__DATA PROVIDED__.
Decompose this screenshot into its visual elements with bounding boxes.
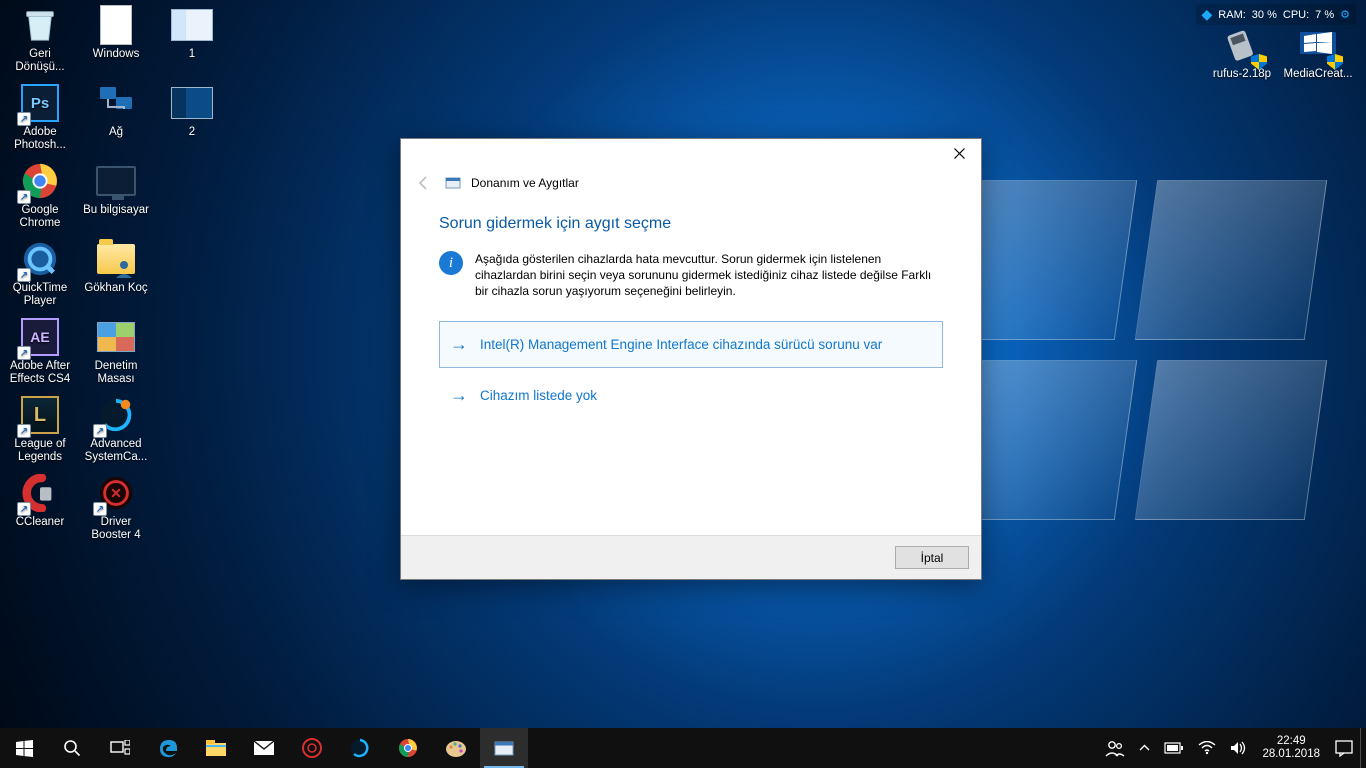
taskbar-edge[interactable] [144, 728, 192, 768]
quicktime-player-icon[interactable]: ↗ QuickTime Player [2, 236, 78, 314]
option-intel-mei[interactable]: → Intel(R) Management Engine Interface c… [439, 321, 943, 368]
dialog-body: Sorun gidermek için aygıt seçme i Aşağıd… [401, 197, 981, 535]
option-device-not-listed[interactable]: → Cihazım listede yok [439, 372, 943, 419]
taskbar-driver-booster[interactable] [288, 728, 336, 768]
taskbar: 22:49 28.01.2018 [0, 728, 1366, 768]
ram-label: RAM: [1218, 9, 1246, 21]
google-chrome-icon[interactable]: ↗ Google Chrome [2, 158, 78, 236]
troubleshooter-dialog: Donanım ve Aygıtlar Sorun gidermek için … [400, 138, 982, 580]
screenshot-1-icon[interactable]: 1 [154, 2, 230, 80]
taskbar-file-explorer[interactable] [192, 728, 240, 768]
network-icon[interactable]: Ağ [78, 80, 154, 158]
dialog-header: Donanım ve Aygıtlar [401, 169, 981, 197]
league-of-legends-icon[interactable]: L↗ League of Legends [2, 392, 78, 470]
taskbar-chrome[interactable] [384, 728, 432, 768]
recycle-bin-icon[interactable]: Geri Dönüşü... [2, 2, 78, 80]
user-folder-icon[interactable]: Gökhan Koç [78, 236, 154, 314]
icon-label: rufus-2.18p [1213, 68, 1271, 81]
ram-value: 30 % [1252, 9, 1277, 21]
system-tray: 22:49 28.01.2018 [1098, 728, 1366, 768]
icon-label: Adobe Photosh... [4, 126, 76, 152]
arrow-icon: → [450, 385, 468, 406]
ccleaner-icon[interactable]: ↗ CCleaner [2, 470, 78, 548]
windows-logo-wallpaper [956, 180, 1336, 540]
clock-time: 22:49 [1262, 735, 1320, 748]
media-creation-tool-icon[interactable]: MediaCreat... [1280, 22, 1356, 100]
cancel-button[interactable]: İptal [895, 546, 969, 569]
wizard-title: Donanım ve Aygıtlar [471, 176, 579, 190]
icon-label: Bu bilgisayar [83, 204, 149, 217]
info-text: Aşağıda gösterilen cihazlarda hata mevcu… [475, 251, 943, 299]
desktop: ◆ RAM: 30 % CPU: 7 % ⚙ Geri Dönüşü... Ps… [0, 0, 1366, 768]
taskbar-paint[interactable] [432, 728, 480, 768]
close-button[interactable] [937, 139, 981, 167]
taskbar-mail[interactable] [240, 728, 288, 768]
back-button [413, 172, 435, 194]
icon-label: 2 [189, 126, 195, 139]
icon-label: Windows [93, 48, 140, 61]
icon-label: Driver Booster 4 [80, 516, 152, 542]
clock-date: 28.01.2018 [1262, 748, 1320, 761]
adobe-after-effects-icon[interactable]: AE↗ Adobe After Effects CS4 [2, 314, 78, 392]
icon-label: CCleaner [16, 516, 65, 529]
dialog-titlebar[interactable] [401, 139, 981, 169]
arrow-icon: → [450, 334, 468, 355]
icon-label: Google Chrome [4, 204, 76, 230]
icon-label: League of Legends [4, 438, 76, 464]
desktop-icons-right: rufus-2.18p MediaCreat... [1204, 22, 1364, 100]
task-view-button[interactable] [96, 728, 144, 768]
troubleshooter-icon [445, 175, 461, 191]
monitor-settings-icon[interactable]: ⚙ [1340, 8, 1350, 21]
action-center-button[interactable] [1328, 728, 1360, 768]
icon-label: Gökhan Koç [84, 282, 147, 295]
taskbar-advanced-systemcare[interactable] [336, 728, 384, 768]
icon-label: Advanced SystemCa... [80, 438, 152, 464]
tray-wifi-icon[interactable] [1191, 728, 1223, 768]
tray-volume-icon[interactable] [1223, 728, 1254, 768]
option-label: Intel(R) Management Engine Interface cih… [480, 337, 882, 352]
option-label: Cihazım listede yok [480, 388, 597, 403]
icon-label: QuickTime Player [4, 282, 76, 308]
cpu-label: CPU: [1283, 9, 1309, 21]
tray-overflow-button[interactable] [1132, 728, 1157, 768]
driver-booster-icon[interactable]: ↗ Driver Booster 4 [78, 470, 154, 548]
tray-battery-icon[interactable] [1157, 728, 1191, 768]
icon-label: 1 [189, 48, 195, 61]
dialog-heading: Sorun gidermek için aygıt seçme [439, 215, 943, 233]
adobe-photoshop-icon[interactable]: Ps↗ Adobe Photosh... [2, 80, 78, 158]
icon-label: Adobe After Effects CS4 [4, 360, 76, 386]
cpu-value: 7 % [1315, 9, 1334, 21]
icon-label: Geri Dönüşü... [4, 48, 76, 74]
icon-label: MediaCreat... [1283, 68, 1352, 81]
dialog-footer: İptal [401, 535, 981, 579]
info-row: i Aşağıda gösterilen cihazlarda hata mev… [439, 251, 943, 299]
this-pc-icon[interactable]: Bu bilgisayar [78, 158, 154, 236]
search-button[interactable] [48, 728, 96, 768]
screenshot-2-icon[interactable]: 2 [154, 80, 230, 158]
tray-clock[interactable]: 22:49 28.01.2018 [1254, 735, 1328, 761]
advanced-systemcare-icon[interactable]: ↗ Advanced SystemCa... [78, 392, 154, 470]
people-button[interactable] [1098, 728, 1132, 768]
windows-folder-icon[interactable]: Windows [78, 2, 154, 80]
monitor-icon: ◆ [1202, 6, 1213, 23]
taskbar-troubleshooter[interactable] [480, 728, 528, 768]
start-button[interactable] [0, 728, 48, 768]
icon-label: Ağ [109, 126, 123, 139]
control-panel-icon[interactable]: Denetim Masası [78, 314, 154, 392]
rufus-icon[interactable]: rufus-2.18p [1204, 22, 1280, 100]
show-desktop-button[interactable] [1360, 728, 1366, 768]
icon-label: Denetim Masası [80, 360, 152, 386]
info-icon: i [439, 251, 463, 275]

__AIM__.
Reproduce the listing with every occurrence of "interactable" replaced by "clickable", leaving everything else unchanged. Omit the picture from your answer.

__ANSWER TO THIS PROBLEM__.
Decompose this screenshot into its visual elements with bounding boxes.
taskbar-edge[clickable] [144, 728, 192, 768]
quicktime-player-icon[clickable]: ↗ QuickTime Player [2, 236, 78, 314]
option-intel-mei[clickable]: → Intel(R) Management Engine Interface c… [439, 321, 943, 368]
dialog-body: Sorun gidermek için aygıt seçme i Aşağıd… [401, 197, 981, 535]
option-device-not-listed[clickable]: → Cihazım listede yok [439, 372, 943, 419]
taskbar-driver-booster[clickable] [288, 728, 336, 768]
taskbar: 22:49 28.01.2018 [0, 728, 1366, 768]
ram-label: RAM: [1218, 9, 1246, 21]
google-chrome-icon[clickable]: ↗ Google Chrome [2, 158, 78, 236]
troubleshooter-dialog: Donanım ve Aygıtlar Sorun gidermek için … [400, 138, 982, 580]
screenshot-1-icon[clickable]: 1 [154, 2, 230, 80]
taskbar-file-explorer[clickable] [192, 728, 240, 768]
network-icon[clickable]: Ağ [78, 80, 154, 158]
dialog-header: Donanım ve Aygıtlar [401, 169, 981, 197]
league-of-legends-icon[clickable]: L↗ League of Legends [2, 392, 78, 470]
taskbar-chrome[clickable] [384, 728, 432, 768]
recycle-bin-icon[clickable]: Geri Dönüşü... [2, 2, 78, 80]
user-folder-icon[clickable]: Gökhan Koç [78, 236, 154, 314]
icon-label: rufus-2.18p [1213, 68, 1271, 81]
ram-value: 30 % [1252, 9, 1277, 21]
system-tray: 22:49 28.01.2018 [1098, 728, 1366, 768]
icon-label: Adobe Photosh... [4, 126, 76, 152]
arrow-icon: → [450, 385, 468, 406]
ccleaner-icon[clickable]: ↗ CCleaner [2, 470, 78, 548]
windows-logo-wallpaper [956, 180, 1336, 540]
clock-time: 22:49 [1262, 735, 1320, 748]
media-creation-tool-icon[clickable]: MediaCreat... [1280, 22, 1356, 100]
cancel-button[clickable]: İptal [895, 546, 969, 569]
wizard-title: Donanım ve Aygıtlar [471, 176, 579, 190]
icon-label: Bu bilgisayar [83, 204, 149, 217]
info-text: Aşağıda gösterilen cihazlarda hata mevcu… [475, 251, 943, 299]
desktop: ◆ RAM: 30 % CPU: 7 % ⚙ Geri Dönüşü... Ps… [0, 0, 1366, 768]
taskbar-paint[clickable] [432, 728, 480, 768]
close-button[clickable] [937, 139, 981, 167]
taskbar-mail[clickable] [240, 728, 288, 768]
back-button [413, 172, 435, 194]
icon-label: 2 [189, 126, 195, 139]
icon-label: Windows [93, 48, 140, 61]
icon-label: Driver Booster 4 [80, 516, 152, 542]
clock-date: 28.01.2018 [1262, 748, 1320, 761]
adobe-after-effects-icon[clickable]: AE↗ Adobe After Effects CS4 [2, 314, 78, 392]
icon-label: CCleaner [16, 516, 65, 529]
dialog-titlebar[clickable] [401, 139, 981, 169]
arrow-icon: → [450, 334, 468, 355]
icon-label: Google Chrome [4, 204, 76, 230]
icon-label: League of Legends [4, 438, 76, 464]
desktop-icons-right: rufus-2.18p MediaCreat... [1204, 22, 1364, 100]
task-view-button[clickable] [96, 728, 144, 768]
troubleshooter-icon [445, 175, 461, 191]
monitor-settings-icon[clickable]: ⚙ [1340, 8, 1350, 21]
action-center-button[clickable] [1328, 728, 1360, 768]
icon-label: Gökhan Koç [84, 282, 147, 295]
taskbar-advanced-systemcare[clickable] [336, 728, 384, 768]
icon-label: Advanced SystemCa... [80, 438, 152, 464]
tray-wifi-icon[clickable] [1191, 728, 1223, 768]
tray-volume-icon[clickable] [1223, 728, 1254, 768]
option-label: Intel(R) Management Engine Interface cih… [480, 337, 882, 352]
option-label: Cihazım listede yok [480, 388, 597, 403]
icon-label: QuickTime Player [4, 282, 76, 308]
cpu-label: CPU: [1283, 9, 1309, 21]
tray-overflow-button[clickable] [1132, 728, 1157, 768]
driver-booster-icon[clickable]: ↗ Driver Booster 4 [78, 470, 154, 548]
tray-battery-icon[clickable] [1157, 728, 1191, 768]
icon-label: 1 [189, 48, 195, 61]
dialog-heading: Sorun gidermek için aygıt seçme [439, 215, 943, 233]
adobe-photoshop-icon[clickable]: Ps↗ Adobe Photosh... [2, 80, 78, 158]
icon-label: Adobe After Effects CS4 [4, 360, 76, 386]
cpu-value: 7 % [1315, 9, 1334, 21]
icon-label: Geri Dönüşü... [4, 48, 76, 74]
icon-label: MediaCreat... [1283, 68, 1352, 81]
dialog-footer: İptal [401, 535, 981, 579]
info-row: i Aşağıda gösterilen cihazlarda hata mev… [439, 251, 943, 299]
this-pc-icon[clickable]: Bu bilgisayar [78, 158, 154, 236]
search-button[clickable] [48, 728, 96, 768]
screenshot-2-icon[clickable]: 2 [154, 80, 230, 158]
tray-clock[clickable]: 22:49 28.01.2018 [1254, 735, 1328, 761]
advanced-systemcare-icon[clickable]: ↗ Advanced SystemCa... [78, 392, 154, 470]
people-button[clickable] [1098, 728, 1132, 768]
windows-folder-icon[clickable]: Windows [78, 2, 154, 80]
monitor-icon: ◆ [1202, 6, 1213, 23]
taskbar-troubleshooter[clickable] [480, 728, 528, 768]
start-button[clickable] [0, 728, 48, 768]
icon-label: Ağ [109, 126, 123, 139]
control-panel-icon[clickable]: Denetim Masası [78, 314, 154, 392]
rufus-icon[clickable]: rufus-2.18p [1204, 22, 1280, 100]
show-desktop-button[clickable] [1360, 728, 1366, 768]
icon-label: Denetim Masası [80, 360, 152, 386]
info-icon: i [439, 251, 463, 275]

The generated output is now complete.